◆ **What the exercise asks**:
Copy out the listing that follows exactly, dropping every picture.

◆ **Items**:
========================================================================

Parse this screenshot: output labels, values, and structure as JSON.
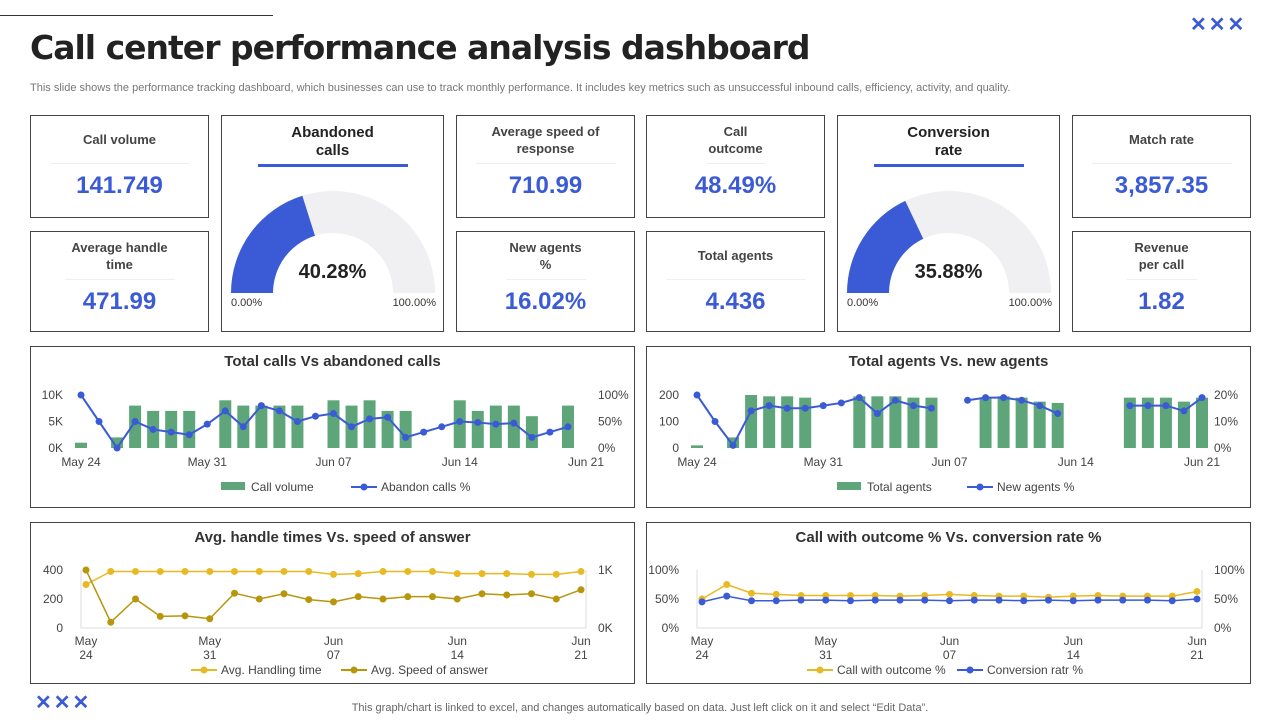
{
  "header": {
    "title": "Call center performance analysis dashboard",
    "subtitle": "This slide shows the performance tracking dashboard, which businesses can use to track monthly performance. It includes key metrics such as unsuccessful inbound calls, efficiency, activity,  and quality.",
    "decor": "✕✕✕"
  },
  "colors": {
    "accent": "#3b5bd6",
    "bar": "#5ea67a",
    "yellow": "#e8b923",
    "olive": "#b8960c"
  },
  "kpis": {
    "call_volume": {
      "label": "Call volume",
      "value": "141.749"
    },
    "avg_speed": {
      "label": "Average speed of response",
      "value": "710.99"
    },
    "call_outcome": {
      "label": "Call outcome",
      "value": "48.49%"
    },
    "match_rate": {
      "label": "Match rate",
      "value": "3,857.35"
    },
    "avg_handle": {
      "label": "Average handle time",
      "value": "471.99"
    },
    "new_agents": {
      "label": "New agents %",
      "value": "16.02%"
    },
    "total_agents": {
      "label": "Total agents",
      "value": "4.436"
    },
    "revenue": {
      "label": "Revenue per call",
      "value": "1.82"
    }
  },
  "gauges": {
    "abandoned": {
      "label": "Abandoned calls",
      "value": "40.28%",
      "fraction": 0.4028,
      "min": "0.00%",
      "max": "100.00%"
    },
    "conversion": {
      "label": "Conversion rate",
      "value": "35.88%",
      "fraction": 0.3588,
      "min": "0.00%",
      "max": "100.00%"
    }
  },
  "chart_data": [
    {
      "type": "bar+line",
      "title": "Total calls Vs abandoned calls",
      "days": 29,
      "xticks": [
        "May 24",
        "May 31",
        "Jun 07",
        "Jun 14",
        "Jun 21"
      ],
      "yticks_left": [
        "0K",
        "5K",
        "10K"
      ],
      "yticks_right": [
        "0%",
        "50%",
        "100%"
      ],
      "ylim_left": [
        0,
        10000
      ],
      "ylim_right": [
        0,
        100
      ],
      "series": [
        {
          "name": "Call volume",
          "kind": "bar",
          "values": [
            1000,
            null,
            2000,
            8000,
            7000,
            7000,
            7000,
            null,
            9000,
            8000,
            8000,
            8000,
            8000,
            null,
            9000,
            8000,
            9000,
            7000,
            7000,
            null,
            null,
            9000,
            7000,
            8000,
            8000,
            6000,
            null,
            8000,
            null
          ]
        },
        {
          "name": "Abandon calls %",
          "kind": "line",
          "values": [
            100,
            50,
            0,
            50,
            35,
            30,
            25,
            45,
            70,
            40,
            80,
            70,
            50,
            60,
            65,
            40,
            55,
            58,
            20,
            30,
            40,
            50,
            48,
            45,
            47,
            20,
            30,
            40,
            null
          ]
        }
      ]
    },
    {
      "type": "bar+line",
      "title": "Total agents Vs. new agents",
      "days": 29,
      "xticks": [
        "May 24",
        "May 31",
        "Jun 07",
        "Jun 14",
        "Jun 21"
      ],
      "yticks_left": [
        "0",
        "100",
        "200"
      ],
      "yticks_right": [
        "0%",
        "10%",
        "20%"
      ],
      "ylim_left": [
        0,
        200
      ],
      "ylim_right": [
        0,
        20
      ],
      "series": [
        {
          "name": "Total agents",
          "kind": "bar",
          "values": [
            10,
            null,
            40,
            200,
            195,
            195,
            190,
            null,
            null,
            195,
            195,
            195,
            190,
            190,
            null,
            null,
            190,
            195,
            190,
            175,
            170,
            null,
            null,
            null,
            190,
            190,
            190,
            175,
            190
          ]
        },
        {
          "name": "New agents %",
          "kind": "line",
          "values": [
            20,
            10,
            1,
            14,
            16,
            15,
            15,
            16,
            17,
            19,
            13,
            18,
            16,
            15,
            null,
            18,
            19,
            19,
            18,
            16,
            13,
            null,
            null,
            null,
            16,
            16,
            16,
            14,
            19
          ]
        }
      ]
    },
    {
      "type": "line",
      "title": "Avg. handle times Vs. speed of answer",
      "xticks": [
        "May 24",
        "May 31",
        "Jun 07",
        "Jun 14",
        "Jun 21"
      ],
      "yticks_left": [
        "0",
        "200",
        "400"
      ],
      "yticks_right": [
        "0K",
        "1K"
      ],
      "ylim_left": [
        0,
        400
      ],
      "ylim_right": [
        0,
        1000
      ],
      "series": [
        {
          "name": "Avg. Handling time",
          "axis": "left",
          "values": [
            300,
            390,
            390,
            390,
            390,
            390,
            390,
            390,
            390,
            390,
            370,
            375,
            390,
            390,
            390,
            375,
            375,
            375,
            370,
            370,
            390
          ]
        },
        {
          "name": "Avg. Speed of answer",
          "axis": "right",
          "values": [
            1000,
            100,
            500,
            200,
            210,
            160,
            600,
            500,
            590,
            490,
            450,
            540,
            500,
            540,
            540,
            500,
            590,
            570,
            590,
            500,
            660
          ]
        }
      ]
    },
    {
      "type": "line",
      "title": "Call with outcome % Vs. conversion rate %",
      "xticks": [
        "May 24",
        "May 31",
        "Jun 07",
        "Jun 14",
        "Jun 21"
      ],
      "yticks_left": [
        "0%",
        "50%",
        "100%"
      ],
      "yticks_right": [
        "0%",
        "50%",
        "100%"
      ],
      "ylim_left": [
        0,
        100
      ],
      "ylim_right": [
        0,
        100
      ],
      "series": [
        {
          "name": "Call with outcome %",
          "axis": "left",
          "values": [
            50,
            75,
            60,
            58,
            56,
            56,
            56,
            56,
            55,
            56,
            58,
            56,
            55,
            55,
            53,
            55,
            56,
            55,
            55,
            55,
            63
          ]
        },
        {
          "name": "Conversion ratr %",
          "axis": "right",
          "values": [
            45,
            55,
            47,
            47,
            48,
            48,
            47,
            48,
            48,
            48,
            47,
            48,
            48,
            47,
            48,
            47,
            48,
            48,
            48,
            47,
            50
          ]
        }
      ]
    }
  ],
  "footer": "This graph/chart is linked to excel,  and changes automatically based on data. Just left click on it and select “Edit Data”."
}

========================================================================

◆ **Right answer**:
Parse this screenshot: output labels, values, and structure as JSON.
{
  "header": {
    "title": "Call center performance analysis dashboard",
    "subtitle": "This slide shows the performance tracking dashboard, which businesses can use to track monthly performance. It includes key metrics such as unsuccessful inbound calls, efficiency, activity,  and quality.",
    "decor": "✕✕✕"
  },
  "colors": {
    "accent": "#3b5bd6",
    "bar": "#5ea67a",
    "yellow": "#e8b923",
    "olive": "#b8960c"
  },
  "kpis": {
    "call_volume": {
      "label": "Call volume",
      "value": "141.749"
    },
    "avg_speed": {
      "label": "Average speed of response",
      "value": "710.99"
    },
    "call_outcome": {
      "label": "Call outcome",
      "value": "48.49%"
    },
    "match_rate": {
      "label": "Match rate",
      "value": "3,857.35"
    },
    "avg_handle": {
      "label": "Average handle time",
      "value": "471.99"
    },
    "new_agents": {
      "label": "New agents %",
      "value": "16.02%"
    },
    "total_agents": {
      "label": "Total agents",
      "value": "4.436"
    },
    "revenue": {
      "label": "Revenue per call",
      "value": "1.82"
    }
  },
  "gauges": {
    "abandoned": {
      "label": "Abandoned calls",
      "value": "40.28%",
      "fraction": 0.4028,
      "min": "0.00%",
      "max": "100.00%"
    },
    "conversion": {
      "label": "Conversion rate",
      "value": "35.88%",
      "fraction": 0.3588,
      "min": "0.00%",
      "max": "100.00%"
    }
  },
  "chart_data": [
    {
      "type": "bar+line",
      "title": "Total calls Vs abandoned calls",
      "days": 29,
      "xticks": [
        "May 24",
        "May 31",
        "Jun 07",
        "Jun 14",
        "Jun 21"
      ],
      "yticks_left": [
        "0K",
        "5K",
        "10K"
      ],
      "yticks_right": [
        "0%",
        "50%",
        "100%"
      ],
      "ylim_left": [
        0,
        10000
      ],
      "ylim_right": [
        0,
        100
      ],
      "series": [
        {
          "name": "Call volume",
          "kind": "bar",
          "values": [
            1000,
            null,
            2000,
            8000,
            7000,
            7000,
            7000,
            null,
            9000,
            8000,
            8000,
            8000,
            8000,
            null,
            9000,
            8000,
            9000,
            7000,
            7000,
            null,
            null,
            9000,
            7000,
            8000,
            8000,
            6000,
            null,
            8000,
            null
          ]
        },
        {
          "name": "Abandon calls %",
          "kind": "line",
          "values": [
            100,
            50,
            0,
            50,
            35,
            30,
            25,
            45,
            70,
            40,
            80,
            70,
            50,
            60,
            65,
            40,
            55,
            58,
            20,
            30,
            40,
            50,
            48,
            45,
            47,
            20,
            30,
            40,
            null
          ]
        }
      ]
    },
    {
      "type": "bar+line",
      "title": "Total agents Vs. new agents",
      "days": 29,
      "xticks": [
        "May 24",
        "May 31",
        "Jun 07",
        "Jun 14",
        "Jun 21"
      ],
      "yticks_left": [
        "0",
        "100",
        "200"
      ],
      "yticks_right": [
        "0%",
        "10%",
        "20%"
      ],
      "ylim_left": [
        0,
        200
      ],
      "ylim_right": [
        0,
        20
      ],
      "series": [
        {
          "name": "Total agents",
          "kind": "bar",
          "values": [
            10,
            null,
            40,
            200,
            195,
            195,
            190,
            null,
            null,
            195,
            195,
            195,
            190,
            190,
            null,
            null,
            190,
            195,
            190,
            175,
            170,
            null,
            null,
            null,
            190,
            190,
            190,
            175,
            190
          ]
        },
        {
          "name": "New agents %",
          "kind": "line",
          "values": [
            20,
            10,
            1,
            14,
            16,
            15,
            15,
            16,
            17,
            19,
            13,
            18,
            16,
            15,
            null,
            18,
            19,
            19,
            18,
            16,
            13,
            null,
            null,
            null,
            16,
            16,
            16,
            14,
            19
          ]
        }
      ]
    },
    {
      "type": "line",
      "title": "Avg. handle times Vs. speed of answer",
      "xticks": [
        "May 24",
        "May 31",
        "Jun 07",
        "Jun 14",
        "Jun 21"
      ],
      "yticks_left": [
        "0",
        "200",
        "400"
      ],
      "yticks_right": [
        "0K",
        "1K"
      ],
      "ylim_left": [
        0,
        400
      ],
      "ylim_right": [
        0,
        1000
      ],
      "series": [
        {
          "name": "Avg. Handling time",
          "axis": "left",
          "values": [
            300,
            390,
            390,
            390,
            390,
            390,
            390,
            390,
            390,
            390,
            370,
            375,
            390,
            390,
            390,
            375,
            375,
            375,
            370,
            370,
            390
          ]
        },
        {
          "name": "Avg. Speed of answer",
          "axis": "right",
          "values": [
            1000,
            100,
            500,
            200,
            210,
            160,
            600,
            500,
            590,
            490,
            450,
            540,
            500,
            540,
            540,
            500,
            590,
            570,
            590,
            500,
            660
          ]
        }
      ]
    },
    {
      "type": "line",
      "title": "Call with outcome % Vs. conversion rate %",
      "xticks": [
        "May 24",
        "May 31",
        "Jun 07",
        "Jun 14",
        "Jun 21"
      ],
      "yticks_left": [
        "0%",
        "50%",
        "100%"
      ],
      "yticks_right": [
        "0%",
        "50%",
        "100%"
      ],
      "ylim_left": [
        0,
        100
      ],
      "ylim_right": [
        0,
        100
      ],
      "series": [
        {
          "name": "Call with outcome %",
          "axis": "left",
          "values": [
            50,
            75,
            60,
            58,
            56,
            56,
            56,
            56,
            55,
            56,
            58,
            56,
            55,
            55,
            53,
            55,
            56,
            55,
            55,
            55,
            63
          ]
        },
        {
          "name": "Conversion ratr %",
          "axis": "right",
          "values": [
            45,
            55,
            47,
            47,
            48,
            48,
            47,
            48,
            48,
            48,
            47,
            48,
            48,
            47,
            48,
            47,
            48,
            48,
            48,
            47,
            50
          ]
        }
      ]
    }
  ],
  "footer": "This graph/chart is linked to excel,  and changes automatically based on data. Just left click on it and select “Edit Data”."
}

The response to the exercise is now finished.